◆ COMPITO BREVE 1: Ripeti parola per parola la parte del brano fornito compresa tra "La verità non" e "burocrazia militare d'Occidente.", estremi inclusi.

◆ BRANO FORNITO:
◇ ◇ ◇ ◇ ◇ ◇ ◇

Oppure è il contrario. Sono gli Stati Uniti, la gran parte degli europei e la Nato che da sette mesi trasformano l'Ucraina in un inesistente Villaggio Potemkin nel quale i più forti vengono fatti apparire i più deboli, i veri cattivi trasformati in finti buoni, le colpe in diritti, l'aggressività in desiderio di pace: una gigantesca operazione di disinformazione il cui scopo è usare la questione ucraina per dare alla Russia il colpo di grazia che un saggio presidente come George Bush (il padre) aveva vietato ai Dottor Stranamore del Pentagono di assestare, dopo la caduta del Muro e la disgregazione dell'Unione Sovietica.
La verità non sta mai da una sola parte, possiamo rilevarne tracce in una versione e nell'altra della vicenda ucraina e della Storia più in generale. C'è in alcuni americani e in molti europei dell'Est un forte desiderio di rivalsa contro Mosca. Dopo la deludente trasferta in Afghanistan, giunta con soddisfazione di tutti alla fine, in questa crisi la Nato ritrova il suo teatro, il suo pubblico, la sua ragion d'essere. E questa è una grande tentazione per la burocrazia militare d'Occidente.

◇ ◇ ◇ ◇ ◇ ◇ ◇

◆ RECORD DA USARE:
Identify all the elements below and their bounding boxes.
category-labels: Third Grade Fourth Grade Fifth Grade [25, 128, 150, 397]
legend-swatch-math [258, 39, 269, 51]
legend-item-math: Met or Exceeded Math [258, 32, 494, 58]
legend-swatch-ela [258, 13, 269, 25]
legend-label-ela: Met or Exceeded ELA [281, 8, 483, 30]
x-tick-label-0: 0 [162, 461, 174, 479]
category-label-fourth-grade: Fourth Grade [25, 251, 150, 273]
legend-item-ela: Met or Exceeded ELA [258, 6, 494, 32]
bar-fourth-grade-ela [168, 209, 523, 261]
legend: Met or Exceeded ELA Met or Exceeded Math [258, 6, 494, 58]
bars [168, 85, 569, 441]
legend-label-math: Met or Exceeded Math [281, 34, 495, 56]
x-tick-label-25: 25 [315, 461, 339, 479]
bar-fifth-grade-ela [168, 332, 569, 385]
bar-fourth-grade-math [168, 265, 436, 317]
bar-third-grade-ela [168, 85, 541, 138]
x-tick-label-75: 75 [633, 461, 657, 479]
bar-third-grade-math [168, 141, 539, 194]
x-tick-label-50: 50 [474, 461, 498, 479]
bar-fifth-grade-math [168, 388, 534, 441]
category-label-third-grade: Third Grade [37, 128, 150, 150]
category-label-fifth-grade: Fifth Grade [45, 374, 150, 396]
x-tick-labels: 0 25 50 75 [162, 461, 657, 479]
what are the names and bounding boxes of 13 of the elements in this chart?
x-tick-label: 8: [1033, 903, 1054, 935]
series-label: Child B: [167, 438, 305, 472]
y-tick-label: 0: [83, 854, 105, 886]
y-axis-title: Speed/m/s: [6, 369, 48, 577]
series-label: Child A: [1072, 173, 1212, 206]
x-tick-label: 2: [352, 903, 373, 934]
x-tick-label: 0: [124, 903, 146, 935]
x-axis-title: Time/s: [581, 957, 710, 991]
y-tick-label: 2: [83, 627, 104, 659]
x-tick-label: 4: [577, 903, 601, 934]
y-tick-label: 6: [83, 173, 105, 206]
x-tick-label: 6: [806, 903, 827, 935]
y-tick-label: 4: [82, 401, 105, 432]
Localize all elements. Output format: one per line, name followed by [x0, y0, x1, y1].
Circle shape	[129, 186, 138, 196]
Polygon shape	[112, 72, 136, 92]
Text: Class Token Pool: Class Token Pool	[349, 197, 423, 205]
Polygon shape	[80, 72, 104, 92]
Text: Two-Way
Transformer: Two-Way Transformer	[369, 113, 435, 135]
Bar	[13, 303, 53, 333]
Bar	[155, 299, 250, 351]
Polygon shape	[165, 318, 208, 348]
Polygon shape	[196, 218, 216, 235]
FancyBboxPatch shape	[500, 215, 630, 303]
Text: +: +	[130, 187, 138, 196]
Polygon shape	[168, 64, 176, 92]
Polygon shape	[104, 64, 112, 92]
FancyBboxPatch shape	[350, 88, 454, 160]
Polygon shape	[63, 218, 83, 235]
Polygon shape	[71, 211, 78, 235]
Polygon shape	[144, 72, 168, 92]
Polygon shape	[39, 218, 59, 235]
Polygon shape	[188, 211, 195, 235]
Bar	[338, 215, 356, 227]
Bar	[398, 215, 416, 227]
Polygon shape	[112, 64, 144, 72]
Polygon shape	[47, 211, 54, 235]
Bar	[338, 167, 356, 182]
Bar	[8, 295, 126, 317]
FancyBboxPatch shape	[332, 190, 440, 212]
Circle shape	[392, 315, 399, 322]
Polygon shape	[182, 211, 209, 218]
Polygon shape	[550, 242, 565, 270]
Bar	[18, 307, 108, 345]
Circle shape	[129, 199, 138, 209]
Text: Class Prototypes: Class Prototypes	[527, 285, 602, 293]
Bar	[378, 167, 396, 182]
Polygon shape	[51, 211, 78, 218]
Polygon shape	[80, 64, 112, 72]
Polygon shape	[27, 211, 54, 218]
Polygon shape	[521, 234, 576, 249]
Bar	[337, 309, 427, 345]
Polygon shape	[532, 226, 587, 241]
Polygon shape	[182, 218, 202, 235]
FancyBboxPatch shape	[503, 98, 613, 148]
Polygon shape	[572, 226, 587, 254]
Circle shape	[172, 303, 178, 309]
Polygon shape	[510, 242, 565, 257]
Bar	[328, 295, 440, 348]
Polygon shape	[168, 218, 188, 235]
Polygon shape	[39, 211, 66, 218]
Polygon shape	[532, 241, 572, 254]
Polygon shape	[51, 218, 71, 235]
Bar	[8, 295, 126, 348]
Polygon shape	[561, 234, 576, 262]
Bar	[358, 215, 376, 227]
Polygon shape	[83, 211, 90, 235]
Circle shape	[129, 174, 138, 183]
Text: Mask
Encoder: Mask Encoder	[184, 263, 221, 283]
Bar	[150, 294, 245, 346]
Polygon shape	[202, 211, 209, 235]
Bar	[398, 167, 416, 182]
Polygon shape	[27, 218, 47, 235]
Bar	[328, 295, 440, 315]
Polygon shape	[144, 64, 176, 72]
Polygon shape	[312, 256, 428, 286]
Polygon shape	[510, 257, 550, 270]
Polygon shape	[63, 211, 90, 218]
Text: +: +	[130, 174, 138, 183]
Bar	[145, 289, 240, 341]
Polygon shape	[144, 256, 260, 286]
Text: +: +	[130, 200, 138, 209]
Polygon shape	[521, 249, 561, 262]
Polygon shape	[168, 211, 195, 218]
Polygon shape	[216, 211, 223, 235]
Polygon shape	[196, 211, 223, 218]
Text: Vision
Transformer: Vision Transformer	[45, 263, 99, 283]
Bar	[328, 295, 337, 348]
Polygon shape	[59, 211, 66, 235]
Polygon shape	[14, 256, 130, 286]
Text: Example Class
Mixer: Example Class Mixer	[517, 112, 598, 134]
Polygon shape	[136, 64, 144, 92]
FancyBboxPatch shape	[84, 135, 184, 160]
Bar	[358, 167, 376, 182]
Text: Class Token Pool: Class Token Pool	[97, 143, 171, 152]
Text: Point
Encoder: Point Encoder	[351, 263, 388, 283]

◇ ◇ ◇ ◇ ◇ ◇ ◇

◆ COMPITO BREVE 2: Riproduci identiche le righe dei record comprese tra la prima e quella che contiene "legend-item-ela: Met or", entrambe incluse.

◆ RISPOSTA SCRITTA 1:
La verità non sta mai da una sola parte, possiamo rilevarne tracce in una versione e nell'altra della vicenda ucraina e della Storia più in generale. C'è in alcuni americani e in molti europei dell'Est un forte desiderio di rivalsa contro Mosca. Dopo la deludente trasferta in Afghanistan, giunta con soddisfazione di tutti alla fine, in questa crisi la Nato ritrova il suo teatro, il suo pubblico, la sua ragion d'essere. E questa è una grande tentazione per la burocrazia militare d'Occidente.

◆ RISPOSTA SCRITTA 2:
Identify all the elements below and their bounding boxes.
category-labels: Third Grade Fourth Grade Fifth Grade [25, 128, 150, 397]
legend-swatch-math [258, 39, 269, 51]
legend-item-math: Met or Exceeded Math [258, 32, 494, 58]
legend-swatch-ela [258, 13, 269, 25]
legend-label-ela: Met or Exceeded ELA [281, 8, 483, 30]
x-tick-label-0: 0 [162, 461, 174, 479]
category-label-fourth-grade: Fourth Grade [25, 251, 150, 273]
legend-item-ela: Met or Exceeded ELA [258, 6, 494, 32]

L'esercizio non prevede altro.